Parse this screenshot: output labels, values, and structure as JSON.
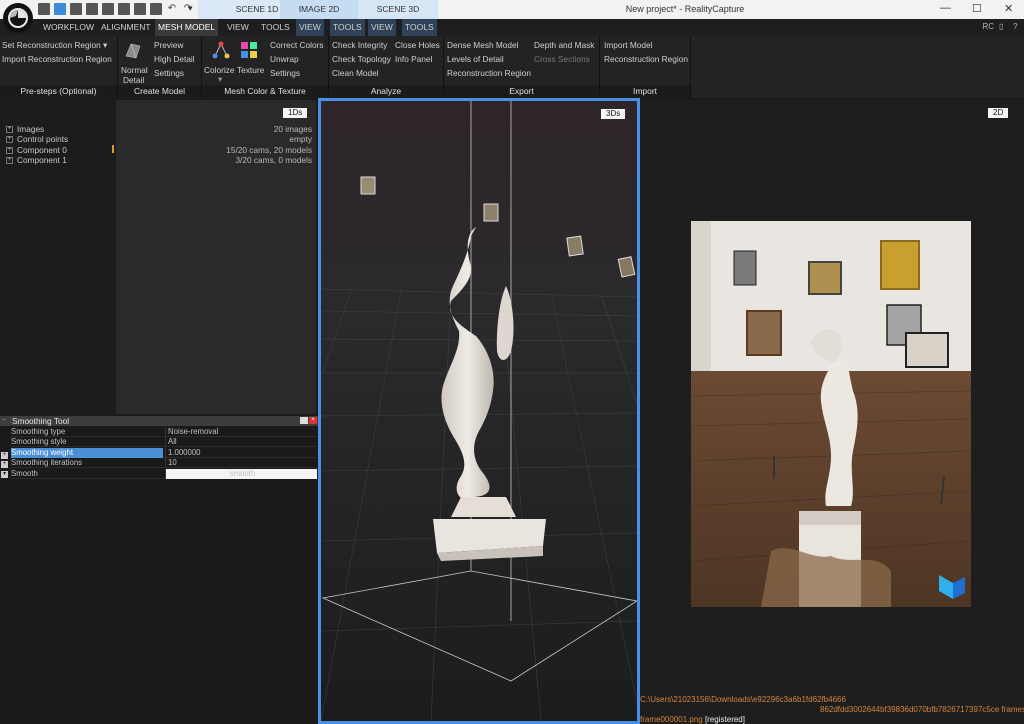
{
  "title_bar": {
    "tabs": [
      "SCENE 1D",
      "IMAGE 2D",
      "SCENE 3D"
    ],
    "window_title": "New project* - RealityCapture"
  },
  "menu": {
    "items": [
      "WORKFLOW",
      "ALIGNMENT",
      "MESH MODEL",
      "VIEW",
      "TOOLS",
      "VIEW",
      "TOOLS",
      "VIEW",
      "TOOLS"
    ],
    "user_label": "RC"
  },
  "ribbon": {
    "presteps": {
      "label": "Pre-steps (Optional)",
      "set_region": "Set Reconstruction Region",
      "import_region": "Import Reconstruction Region"
    },
    "create_model": {
      "label": "Create Model",
      "normal": "Normal",
      "detail": "Detail",
      "preview": "Preview",
      "high_detail": "High Detail",
      "settings": "Settings"
    },
    "color_texture": {
      "label": "Mesh Color & Texture",
      "colorize": "Colorize",
      "texture": "Texture",
      "correct_colors": "Correct Colors",
      "unwrap": "Unwrap",
      "settings": "Settings"
    },
    "analyze": {
      "label": "Analyze",
      "check_integrity": "Check Integrity",
      "check_topology": "Check Topology",
      "clean_model": "Clean Model",
      "close_holes": "Close Holes",
      "info_panel": "Info Panel"
    },
    "export": {
      "label": "Export",
      "dense_mesh": "Dense Mesh Model",
      "levels_of_detail": "Levels of Detail",
      "reconstruction_region": "Reconstruction Region",
      "depth_mask": "Depth and Mask",
      "cross_sections": "Cross Sections"
    },
    "import": {
      "label": "Import",
      "import_model": "Import Model",
      "reconstruction_region": "Reconstruction Region"
    }
  },
  "tree": {
    "items": [
      "Images",
      "Control points",
      "Component 0",
      "Component 1"
    ],
    "values": [
      "20 images",
      "empty",
      "15/20 cams, 20 models",
      "3/20 cams, 0 models"
    ],
    "badge": "1Ds"
  },
  "view3d": {
    "badge": "3Ds"
  },
  "view2d": {
    "badge": "2D",
    "path_line1": "C:\\Users\\21023156\\Downloads\\e92296c3a6b1fd62fb4666",
    "path_line2": "862dfdd3002644bf39836d070bfb7826717397c5ce frames\\",
    "frame_name": "frame000001.png",
    "frame_status": "[registered]"
  },
  "smoothing_tool": {
    "title": "Smoothing Tool",
    "rows": [
      {
        "name": "Smoothing type",
        "value": "Noise-removal"
      },
      {
        "name": "Smoothing style",
        "value": "All"
      },
      {
        "name": "Smoothing weight",
        "value": "1.000000"
      },
      {
        "name": "Smoothing iterations",
        "value": "10"
      },
      {
        "name": "Smooth",
        "value": "smooth"
      }
    ]
  }
}
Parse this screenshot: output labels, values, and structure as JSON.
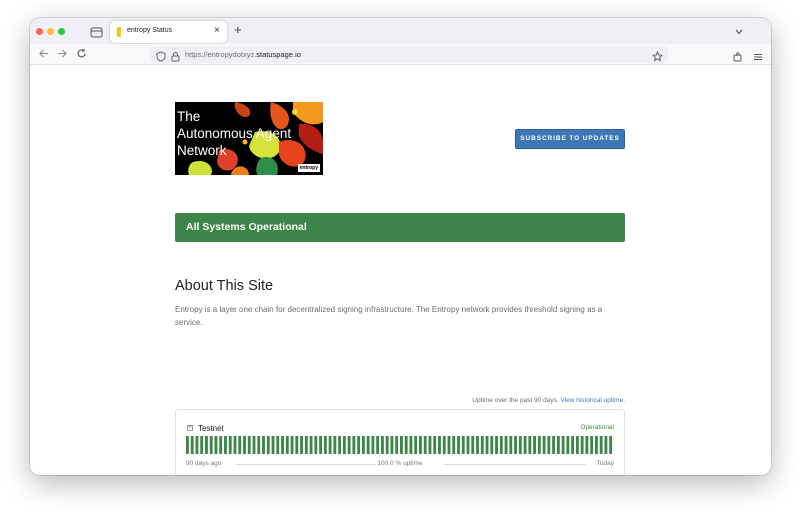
{
  "browser": {
    "tab_title": "entropy Status",
    "tab_close_icon": "×",
    "new_tab_icon": "+",
    "url_prefix": "https://entropydotxyz.",
    "url_host": "statuspage.io"
  },
  "header": {
    "logo_lines": [
      "The",
      "Autonomous Agent",
      "Network"
    ],
    "logo_mark": "entropy",
    "subscribe_label": "SUBSCRIBE TO UPDATES"
  },
  "status": {
    "banner_text": "All Systems Operational",
    "color": "#3d8548"
  },
  "about": {
    "heading": "About This Site",
    "text": "Entropy is a layer one chain for decentralized signing infrastructure. The Entropy network provides threshold signing as a service."
  },
  "uptime": {
    "note_prefix": "Uptime over the past 90 days.",
    "note_link": "View historical uptime.",
    "component_name": "Testnet",
    "component_status": "Operational",
    "days": 90,
    "bar_color": "#3d8548",
    "legend_left": "90 days ago",
    "legend_mid": "100.0 % uptime",
    "legend_right": "Today"
  },
  "colors": {
    "accent": "#3d77b6",
    "operational": "#3d8548"
  }
}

**YOUR INSTRUCTIONS:** Print all of the entries word for word. Omit the pictures they contain.

**SOLUTION TO THIS PROBLEM:**
Parse this screenshot: output labels, values, and structure as JSON.
{
  "title_bar": {
    "tabs": [
      "SCENE 1D",
      "IMAGE 2D",
      "SCENE 3D"
    ],
    "window_title": "New project* - RealityCapture"
  },
  "menu": {
    "items": [
      "WORKFLOW",
      "ALIGNMENT",
      "MESH MODEL",
      "VIEW",
      "TOOLS",
      "VIEW",
      "TOOLS",
      "VIEW",
      "TOOLS"
    ],
    "user_label": "RC"
  },
  "ribbon": {
    "presteps": {
      "label": "Pre-steps (Optional)",
      "set_region": "Set Reconstruction Region",
      "import_region": "Import Reconstruction Region"
    },
    "create_model": {
      "label": "Create Model",
      "normal": "Normal",
      "detail": "Detail",
      "preview": "Preview",
      "high_detail": "High Detail",
      "settings": "Settings"
    },
    "color_texture": {
      "label": "Mesh Color & Texture",
      "colorize": "Colorize",
      "texture": "Texture",
      "correct_colors": "Correct Colors",
      "unwrap": "Unwrap",
      "settings": "Settings"
    },
    "analyze": {
      "label": "Analyze",
      "check_integrity": "Check Integrity",
      "check_topology": "Check Topology",
      "clean_model": "Clean Model",
      "close_holes": "Close Holes",
      "info_panel": "Info Panel"
    },
    "export": {
      "label": "Export",
      "dense_mesh": "Dense Mesh Model",
      "levels_of_detail": "Levels of Detail",
      "reconstruction_region": "Reconstruction Region",
      "depth_mask": "Depth and Mask",
      "cross_sections": "Cross Sections"
    },
    "import": {
      "label": "Import",
      "import_model": "Import Model",
      "reconstruction_region": "Reconstruction Region"
    }
  },
  "tree": {
    "items": [
      "Images",
      "Control points",
      "Component 0",
      "Component 1"
    ],
    "values": [
      "20 images",
      "empty",
      "15/20 cams, 20 models",
      "3/20 cams, 0 models"
    ],
    "badge": "1Ds"
  },
  "view3d": {
    "badge": "3Ds"
  },
  "view2d": {
    "badge": "2D",
    "path_line1": "C:\\Users\\21023156\\Downloads\\e92296c3a6b1fd62fb4666",
    "path_line2": "862dfdd3002644bf39836d070bfb7826717397c5ce frames\\",
    "frame_name": "frame000001.png",
    "frame_status": "[registered]"
  },
  "smoothing_tool": {
    "title": "Smoothing Tool",
    "rows": [
      {
        "name": "Smoothing type",
        "value": "Noise-removal"
      },
      {
        "name": "Smoothing style",
        "value": "All"
      },
      {
        "name": "Smoothing weight",
        "value": "1.000000"
      },
      {
        "name": "Smoothing iterations",
        "value": "10"
      },
      {
        "name": "Smooth",
        "value": "smooth"
      }
    ]
  }
}
Parse this screenshot: output labels, values, and structure as JSON.
{
  "browser": {
    "tab_title": "entropy Status",
    "tab_close_icon": "×",
    "new_tab_icon": "+",
    "url_prefix": "https://entropydotxyz.",
    "url_host": "statuspage.io"
  },
  "header": {
    "logo_lines": [
      "The",
      "Autonomous Agent",
      "Network"
    ],
    "logo_mark": "entropy",
    "subscribe_label": "SUBSCRIBE TO UPDATES"
  },
  "status": {
    "banner_text": "All Systems Operational",
    "color": "#3d8548"
  },
  "about": {
    "heading": "About This Site",
    "text": "Entropy is a layer one chain for decentralized signing infrastructure. The Entropy network provides threshold signing as a service."
  },
  "uptime": {
    "note_prefix": "Uptime over the past 90 days.",
    "note_link": "View historical uptime.",
    "component_name": "Testnet",
    "component_status": "Operational",
    "days": 90,
    "bar_color": "#3d8548",
    "legend_left": "90 days ago",
    "legend_mid": "100.0 % uptime",
    "legend_right": "Today"
  },
  "colors": {
    "accent": "#3d77b6",
    "operational": "#3d8548"
  }
}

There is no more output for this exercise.